Of the lines in this listing, how many contain the word "JSON"? Give the number and nothing else.

____

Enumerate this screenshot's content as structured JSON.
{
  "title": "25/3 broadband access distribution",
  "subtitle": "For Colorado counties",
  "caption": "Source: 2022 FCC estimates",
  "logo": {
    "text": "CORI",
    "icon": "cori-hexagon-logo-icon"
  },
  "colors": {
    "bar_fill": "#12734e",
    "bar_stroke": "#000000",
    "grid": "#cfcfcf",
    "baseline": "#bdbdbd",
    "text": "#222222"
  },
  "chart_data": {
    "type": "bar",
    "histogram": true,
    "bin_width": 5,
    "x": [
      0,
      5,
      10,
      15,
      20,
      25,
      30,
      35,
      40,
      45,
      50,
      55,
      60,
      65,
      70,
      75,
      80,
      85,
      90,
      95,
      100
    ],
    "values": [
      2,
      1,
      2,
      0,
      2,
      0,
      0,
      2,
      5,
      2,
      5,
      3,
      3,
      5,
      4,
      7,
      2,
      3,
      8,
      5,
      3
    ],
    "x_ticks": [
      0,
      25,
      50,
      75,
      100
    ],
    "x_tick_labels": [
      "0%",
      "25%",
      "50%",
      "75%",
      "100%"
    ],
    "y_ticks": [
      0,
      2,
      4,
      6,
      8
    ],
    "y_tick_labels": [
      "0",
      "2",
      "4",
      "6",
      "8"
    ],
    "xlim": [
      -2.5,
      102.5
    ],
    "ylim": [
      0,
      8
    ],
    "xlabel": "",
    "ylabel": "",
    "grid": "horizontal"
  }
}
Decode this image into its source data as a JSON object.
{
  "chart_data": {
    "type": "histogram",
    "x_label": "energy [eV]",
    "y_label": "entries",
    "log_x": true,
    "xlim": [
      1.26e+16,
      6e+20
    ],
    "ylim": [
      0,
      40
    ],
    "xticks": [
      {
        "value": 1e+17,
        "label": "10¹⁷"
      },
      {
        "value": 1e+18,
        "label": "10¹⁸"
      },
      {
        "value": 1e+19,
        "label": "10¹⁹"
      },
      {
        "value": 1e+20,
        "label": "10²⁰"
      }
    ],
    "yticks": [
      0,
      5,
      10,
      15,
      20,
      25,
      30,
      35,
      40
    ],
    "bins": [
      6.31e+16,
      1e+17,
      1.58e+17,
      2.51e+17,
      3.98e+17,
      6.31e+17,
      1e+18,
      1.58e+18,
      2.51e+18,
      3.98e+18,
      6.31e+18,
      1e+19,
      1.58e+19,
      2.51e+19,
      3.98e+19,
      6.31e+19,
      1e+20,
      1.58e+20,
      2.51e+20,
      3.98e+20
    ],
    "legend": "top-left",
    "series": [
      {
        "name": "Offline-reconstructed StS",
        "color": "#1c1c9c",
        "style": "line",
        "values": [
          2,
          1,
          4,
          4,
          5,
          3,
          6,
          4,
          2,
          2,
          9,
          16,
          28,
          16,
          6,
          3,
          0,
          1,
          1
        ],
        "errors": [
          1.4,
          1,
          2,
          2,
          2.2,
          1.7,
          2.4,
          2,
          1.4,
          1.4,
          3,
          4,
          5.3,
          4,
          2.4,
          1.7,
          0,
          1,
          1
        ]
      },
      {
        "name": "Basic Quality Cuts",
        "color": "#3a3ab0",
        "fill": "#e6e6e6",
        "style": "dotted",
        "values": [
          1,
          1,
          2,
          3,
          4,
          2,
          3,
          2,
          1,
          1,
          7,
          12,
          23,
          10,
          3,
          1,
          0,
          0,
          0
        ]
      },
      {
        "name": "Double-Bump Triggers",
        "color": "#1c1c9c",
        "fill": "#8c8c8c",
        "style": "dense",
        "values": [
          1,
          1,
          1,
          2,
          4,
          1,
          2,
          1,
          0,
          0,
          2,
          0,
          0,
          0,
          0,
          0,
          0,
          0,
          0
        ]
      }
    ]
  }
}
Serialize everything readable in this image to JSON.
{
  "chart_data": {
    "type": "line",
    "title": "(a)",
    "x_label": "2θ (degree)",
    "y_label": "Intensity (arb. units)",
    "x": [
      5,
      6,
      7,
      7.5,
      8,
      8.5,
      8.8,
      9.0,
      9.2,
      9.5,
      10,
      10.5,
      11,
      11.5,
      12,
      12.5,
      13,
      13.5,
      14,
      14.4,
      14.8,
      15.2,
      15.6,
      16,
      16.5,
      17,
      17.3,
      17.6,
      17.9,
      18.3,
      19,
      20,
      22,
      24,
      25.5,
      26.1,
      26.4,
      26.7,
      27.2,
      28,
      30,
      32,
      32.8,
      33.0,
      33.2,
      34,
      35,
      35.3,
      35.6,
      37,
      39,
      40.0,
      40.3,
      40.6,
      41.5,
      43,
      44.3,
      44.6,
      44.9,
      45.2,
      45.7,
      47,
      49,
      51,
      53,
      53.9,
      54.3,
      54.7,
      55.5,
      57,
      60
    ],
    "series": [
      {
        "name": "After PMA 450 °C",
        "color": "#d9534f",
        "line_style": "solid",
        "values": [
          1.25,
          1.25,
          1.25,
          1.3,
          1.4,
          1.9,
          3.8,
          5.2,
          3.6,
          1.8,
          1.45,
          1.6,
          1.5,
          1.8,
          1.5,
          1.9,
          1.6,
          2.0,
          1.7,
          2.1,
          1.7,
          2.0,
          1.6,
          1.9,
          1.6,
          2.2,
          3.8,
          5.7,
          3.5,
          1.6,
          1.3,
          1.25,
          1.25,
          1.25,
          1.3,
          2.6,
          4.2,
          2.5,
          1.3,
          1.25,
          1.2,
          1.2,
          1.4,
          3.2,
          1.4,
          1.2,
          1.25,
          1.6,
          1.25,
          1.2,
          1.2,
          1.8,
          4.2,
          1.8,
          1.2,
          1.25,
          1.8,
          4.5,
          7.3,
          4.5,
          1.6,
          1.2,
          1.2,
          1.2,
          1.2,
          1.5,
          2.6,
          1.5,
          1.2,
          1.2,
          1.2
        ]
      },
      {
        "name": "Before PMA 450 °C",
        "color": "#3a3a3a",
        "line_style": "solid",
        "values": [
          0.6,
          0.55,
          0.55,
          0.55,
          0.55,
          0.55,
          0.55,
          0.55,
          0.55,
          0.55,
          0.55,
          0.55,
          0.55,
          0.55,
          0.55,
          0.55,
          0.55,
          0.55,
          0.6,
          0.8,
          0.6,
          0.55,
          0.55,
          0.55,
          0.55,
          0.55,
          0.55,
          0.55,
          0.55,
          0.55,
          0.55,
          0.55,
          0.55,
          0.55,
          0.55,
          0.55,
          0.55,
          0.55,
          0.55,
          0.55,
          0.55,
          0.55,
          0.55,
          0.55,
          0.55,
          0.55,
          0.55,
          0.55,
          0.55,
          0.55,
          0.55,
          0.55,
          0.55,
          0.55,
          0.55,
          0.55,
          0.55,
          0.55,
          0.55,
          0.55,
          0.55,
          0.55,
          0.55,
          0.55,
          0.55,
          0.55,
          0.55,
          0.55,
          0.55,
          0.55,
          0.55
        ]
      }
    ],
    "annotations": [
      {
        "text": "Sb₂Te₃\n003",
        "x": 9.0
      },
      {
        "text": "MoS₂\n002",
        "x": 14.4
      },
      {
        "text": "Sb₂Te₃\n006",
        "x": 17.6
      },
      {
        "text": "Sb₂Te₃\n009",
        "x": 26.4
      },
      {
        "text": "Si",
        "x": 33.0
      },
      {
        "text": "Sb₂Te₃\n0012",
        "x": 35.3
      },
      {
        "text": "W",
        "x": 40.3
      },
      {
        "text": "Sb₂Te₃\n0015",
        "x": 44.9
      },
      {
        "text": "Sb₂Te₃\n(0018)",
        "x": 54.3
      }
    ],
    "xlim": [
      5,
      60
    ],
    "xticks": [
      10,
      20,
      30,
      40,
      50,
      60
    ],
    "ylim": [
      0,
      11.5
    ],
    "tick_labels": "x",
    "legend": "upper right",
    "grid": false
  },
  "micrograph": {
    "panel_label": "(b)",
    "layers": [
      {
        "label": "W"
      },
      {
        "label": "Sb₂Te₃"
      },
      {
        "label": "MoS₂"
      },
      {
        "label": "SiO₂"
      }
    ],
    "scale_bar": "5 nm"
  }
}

____

> **Finished exercise**:
3